- PROBLEM DESCRIPTION:
Reproduce the data below verbatim, line by line, with no changes to any character.

- LISTED ENTRIES:
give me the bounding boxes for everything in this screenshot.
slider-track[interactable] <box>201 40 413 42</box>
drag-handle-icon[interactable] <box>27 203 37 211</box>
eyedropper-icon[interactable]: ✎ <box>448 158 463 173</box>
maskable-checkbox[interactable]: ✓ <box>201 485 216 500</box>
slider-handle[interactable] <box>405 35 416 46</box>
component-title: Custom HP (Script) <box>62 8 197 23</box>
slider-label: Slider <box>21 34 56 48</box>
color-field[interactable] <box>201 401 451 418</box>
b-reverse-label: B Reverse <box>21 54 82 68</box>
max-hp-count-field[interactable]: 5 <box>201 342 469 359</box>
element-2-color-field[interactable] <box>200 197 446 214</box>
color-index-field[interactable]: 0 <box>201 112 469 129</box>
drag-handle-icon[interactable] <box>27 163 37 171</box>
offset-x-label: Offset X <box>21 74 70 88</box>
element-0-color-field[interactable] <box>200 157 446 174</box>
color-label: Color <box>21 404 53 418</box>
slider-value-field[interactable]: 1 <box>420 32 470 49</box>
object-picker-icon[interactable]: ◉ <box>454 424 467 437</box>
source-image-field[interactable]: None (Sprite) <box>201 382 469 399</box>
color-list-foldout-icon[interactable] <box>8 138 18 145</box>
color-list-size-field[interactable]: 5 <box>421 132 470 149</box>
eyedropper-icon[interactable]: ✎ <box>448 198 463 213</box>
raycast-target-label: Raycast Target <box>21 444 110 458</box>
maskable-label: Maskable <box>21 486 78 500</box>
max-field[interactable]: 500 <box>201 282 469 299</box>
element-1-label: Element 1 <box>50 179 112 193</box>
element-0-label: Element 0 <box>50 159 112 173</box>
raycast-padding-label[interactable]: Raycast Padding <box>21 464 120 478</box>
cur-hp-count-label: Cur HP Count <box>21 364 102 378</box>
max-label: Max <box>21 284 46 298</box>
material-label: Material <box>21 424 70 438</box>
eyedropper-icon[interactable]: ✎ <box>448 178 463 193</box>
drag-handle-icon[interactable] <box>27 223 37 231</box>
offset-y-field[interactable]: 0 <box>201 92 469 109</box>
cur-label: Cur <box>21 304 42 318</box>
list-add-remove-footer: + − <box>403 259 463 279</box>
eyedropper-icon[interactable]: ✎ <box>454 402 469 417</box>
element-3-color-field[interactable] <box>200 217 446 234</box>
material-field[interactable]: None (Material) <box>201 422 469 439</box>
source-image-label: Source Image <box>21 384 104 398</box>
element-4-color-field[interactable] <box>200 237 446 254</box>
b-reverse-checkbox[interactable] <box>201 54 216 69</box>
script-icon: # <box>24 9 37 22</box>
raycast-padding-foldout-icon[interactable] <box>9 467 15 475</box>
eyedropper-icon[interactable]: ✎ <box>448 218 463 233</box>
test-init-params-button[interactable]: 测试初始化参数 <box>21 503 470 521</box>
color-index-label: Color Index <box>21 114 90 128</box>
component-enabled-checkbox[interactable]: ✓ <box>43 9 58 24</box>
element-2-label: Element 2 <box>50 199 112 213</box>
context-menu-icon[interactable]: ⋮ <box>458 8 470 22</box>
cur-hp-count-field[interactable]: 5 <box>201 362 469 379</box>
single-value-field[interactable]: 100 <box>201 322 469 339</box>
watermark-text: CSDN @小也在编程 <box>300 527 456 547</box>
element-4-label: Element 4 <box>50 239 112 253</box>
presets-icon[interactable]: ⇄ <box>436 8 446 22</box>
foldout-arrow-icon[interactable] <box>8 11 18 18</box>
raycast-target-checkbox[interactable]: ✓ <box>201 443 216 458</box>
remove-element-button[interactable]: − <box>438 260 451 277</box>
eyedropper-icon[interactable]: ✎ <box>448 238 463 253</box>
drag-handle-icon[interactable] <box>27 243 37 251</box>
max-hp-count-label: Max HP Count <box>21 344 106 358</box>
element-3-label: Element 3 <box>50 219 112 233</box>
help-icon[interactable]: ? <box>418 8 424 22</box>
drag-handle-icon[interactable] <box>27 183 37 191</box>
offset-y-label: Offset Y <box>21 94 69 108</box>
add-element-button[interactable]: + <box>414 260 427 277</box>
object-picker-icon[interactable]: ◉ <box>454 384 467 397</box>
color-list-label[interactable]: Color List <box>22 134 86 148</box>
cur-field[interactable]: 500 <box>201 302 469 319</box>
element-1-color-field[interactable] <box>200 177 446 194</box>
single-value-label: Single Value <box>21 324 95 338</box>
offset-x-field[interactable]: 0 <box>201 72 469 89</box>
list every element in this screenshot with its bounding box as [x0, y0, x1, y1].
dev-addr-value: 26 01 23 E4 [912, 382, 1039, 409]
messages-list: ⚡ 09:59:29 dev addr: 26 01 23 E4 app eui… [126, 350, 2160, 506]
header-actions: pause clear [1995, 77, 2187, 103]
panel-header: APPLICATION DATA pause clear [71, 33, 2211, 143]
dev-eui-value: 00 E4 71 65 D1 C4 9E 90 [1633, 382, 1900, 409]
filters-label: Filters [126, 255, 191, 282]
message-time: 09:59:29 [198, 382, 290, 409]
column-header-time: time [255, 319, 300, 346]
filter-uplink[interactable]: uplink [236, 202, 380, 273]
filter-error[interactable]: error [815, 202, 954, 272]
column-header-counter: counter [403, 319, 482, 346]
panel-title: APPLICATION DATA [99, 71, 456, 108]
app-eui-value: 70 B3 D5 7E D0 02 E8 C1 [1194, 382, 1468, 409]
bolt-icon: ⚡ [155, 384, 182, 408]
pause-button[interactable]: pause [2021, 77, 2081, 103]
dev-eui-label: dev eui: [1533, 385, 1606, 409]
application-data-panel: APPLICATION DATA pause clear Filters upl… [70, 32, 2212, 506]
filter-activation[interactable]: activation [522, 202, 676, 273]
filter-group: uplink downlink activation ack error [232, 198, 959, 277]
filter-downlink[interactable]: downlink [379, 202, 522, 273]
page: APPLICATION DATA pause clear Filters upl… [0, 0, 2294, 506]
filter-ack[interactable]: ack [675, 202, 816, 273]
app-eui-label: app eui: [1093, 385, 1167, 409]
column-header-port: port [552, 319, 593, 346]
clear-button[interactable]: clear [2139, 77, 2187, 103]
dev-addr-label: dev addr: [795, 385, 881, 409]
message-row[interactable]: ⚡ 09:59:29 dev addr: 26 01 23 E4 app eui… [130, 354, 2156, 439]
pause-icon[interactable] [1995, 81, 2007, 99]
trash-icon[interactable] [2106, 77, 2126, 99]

- RESULT OF THE TASK:
give me the bounding boxes for everything in this screenshot.
slider-track[interactable] <box>201 40 413 42</box>
drag-handle-icon[interactable] <box>27 203 37 211</box>
eyedropper-icon[interactable]: ✎ <box>448 158 463 173</box>
maskable-checkbox[interactable]: ✓ <box>201 485 216 500</box>
slider-handle[interactable] <box>405 35 416 46</box>
component-title: Custom HP (Script) <box>62 8 197 23</box>
slider-label: Slider <box>21 34 56 48</box>
color-field[interactable] <box>201 401 451 418</box>
b-reverse-label: B Reverse <box>21 54 82 68</box>
max-hp-count-field[interactable]: 5 <box>201 342 469 359</box>
element-2-color-field[interactable] <box>200 197 446 214</box>
color-index-field[interactable]: 0 <box>201 112 469 129</box>
drag-handle-icon[interactable] <box>27 163 37 171</box>
offset-x-label: Offset X <box>21 74 70 88</box>
element-0-color-field[interactable] <box>200 157 446 174</box>
color-label: Color <box>21 404 53 418</box>
slider-value-field[interactable]: 1 <box>420 32 470 49</box>
object-picker-icon[interactable]: ◉ <box>454 424 467 437</box>
source-image-field[interactable]: None (Sprite) <box>201 382 469 399</box>
color-list-foldout-icon[interactable] <box>8 138 18 145</box>
color-list-size-field[interactable]: 5 <box>421 132 470 149</box>
eyedropper-icon[interactable]: ✎ <box>448 198 463 213</box>
raycast-target-label: Raycast Target <box>21 444 110 458</box>
maskable-label: Maskable <box>21 486 78 500</box>
max-field[interactable]: 500 <box>201 282 469 299</box>
element-1-label: Element 1 <box>50 179 112 193</box>
element-0-label: Element 0 <box>50 159 112 173</box>
raycast-padding-label[interactable]: Raycast Padding <box>21 464 120 478</box>
cur-hp-count-label: Cur HP Count <box>21 364 102 378</box>
max-label: Max <box>21 284 46 298</box>
material-label: Material <box>21 424 70 438</box>
eyedropper-icon[interactable]: ✎ <box>448 178 463 193</box>
drag-handle-icon[interactable] <box>27 223 37 231</box>
offset-y-field[interactable]: 0 <box>201 92 469 109</box>
cur-label: Cur <box>21 304 42 318</box>
list-add-remove-footer: + − <box>403 259 463 279</box>
eyedropper-icon[interactable]: ✎ <box>454 402 469 417</box>
element-3-color-field[interactable] <box>200 217 446 234</box>
material-field[interactable]: None (Material) <box>201 422 469 439</box>
source-image-label: Source Image <box>21 384 104 398</box>
element-4-color-field[interactable] <box>200 237 446 254</box>
b-reverse-checkbox[interactable] <box>201 54 216 69</box>
script-icon: # <box>24 9 37 22</box>
raycast-padding-foldout-icon[interactable] <box>9 467 15 475</box>
eyedropper-icon[interactable]: ✎ <box>448 218 463 233</box>
test-init-params-button[interactable]: 测试初始化参数 <box>21 503 470 521</box>
color-index-label: Color Index <box>21 114 90 128</box>
component-enabled-checkbox[interactable]: ✓ <box>43 9 58 24</box>
element-2-label: Element 2 <box>50 199 112 213</box>
context-menu-icon[interactable]: ⋮ <box>458 8 470 22</box>
cur-hp-count-field[interactable]: 5 <box>201 362 469 379</box>
single-value-field[interactable]: 100 <box>201 322 469 339</box>
watermark-text: CSDN @小也在编程 <box>300 527 456 547</box>
element-4-label: Element 4 <box>50 239 112 253</box>
presets-icon[interactable]: ⇄ <box>436 8 446 22</box>
foldout-arrow-icon[interactable] <box>8 11 18 18</box>
raycast-target-checkbox[interactable]: ✓ <box>201 443 216 458</box>
remove-element-button[interactable]: − <box>438 260 451 277</box>
eyedropper-icon[interactable]: ✎ <box>448 238 463 253</box>
drag-handle-icon[interactable] <box>27 243 37 251</box>
max-hp-count-label: Max HP Count <box>21 344 106 358</box>
element-3-label: Element 3 <box>50 219 112 233</box>
help-icon[interactable]: ? <box>418 8 424 22</box>
drag-handle-icon[interactable] <box>27 183 37 191</box>
offset-y-label: Offset Y <box>21 94 69 108</box>
add-element-button[interactable]: + <box>414 260 427 277</box>
object-picker-icon[interactable]: ◉ <box>454 384 467 397</box>
color-list-label[interactable]: Color List <box>22 134 86 148</box>
cur-field[interactable]: 500 <box>201 302 469 319</box>
element-1-color-field[interactable] <box>200 177 446 194</box>
single-value-label: Single Value <box>21 324 95 338</box>
offset-x-field[interactable]: 0 <box>201 72 469 89</box>
list every element in this screenshot with its bounding box as [x0, y0, x1, y1].
dev-addr-value: 26 01 23 E4 [912, 382, 1039, 409]
messages-list: ⚡ 09:59:29 dev addr: 26 01 23 E4 app eui… [126, 350, 2160, 506]
header-actions: pause clear [1995, 77, 2187, 103]
panel-header: APPLICATION DATA pause clear [71, 33, 2211, 143]
dev-eui-value: 00 E4 71 65 D1 C4 9E 90 [1633, 382, 1900, 409]
filters-label: Filters [126, 255, 191, 282]
message-time: 09:59:29 [198, 382, 290, 409]
column-header-time: time [255, 319, 300, 346]
filter-uplink[interactable]: uplink [236, 202, 380, 273]
filter-error[interactable]: error [815, 202, 954, 272]
column-header-counter: counter [403, 319, 482, 346]
panel-title: APPLICATION DATA [99, 71, 456, 108]
app-eui-value: 70 B3 D5 7E D0 02 E8 C1 [1194, 382, 1468, 409]
bolt-icon: ⚡ [155, 384, 182, 408]
pause-button[interactable]: pause [2021, 77, 2081, 103]
dev-eui-label: dev eui: [1533, 385, 1606, 409]
application-data-panel: APPLICATION DATA pause clear Filters upl… [70, 32, 2212, 506]
filter-activation[interactable]: activation [522, 202, 676, 273]
filter-group: uplink downlink activation ack error [232, 198, 959, 277]
filter-downlink[interactable]: downlink [379, 202, 522, 273]
page: APPLICATION DATA pause clear Filters upl… [0, 0, 2294, 506]
filter-ack[interactable]: ack [675, 202, 816, 273]
app-eui-label: app eui: [1093, 385, 1167, 409]
column-header-port: port [552, 319, 593, 346]
clear-button[interactable]: clear [2139, 77, 2187, 103]
dev-addr-label: dev addr: [795, 385, 881, 409]
message-row[interactable]: ⚡ 09:59:29 dev addr: 26 01 23 E4 app eui… [130, 354, 2156, 439]
pause-icon[interactable] [1995, 81, 2007, 99]
trash-icon[interactable] [2106, 77, 2126, 99]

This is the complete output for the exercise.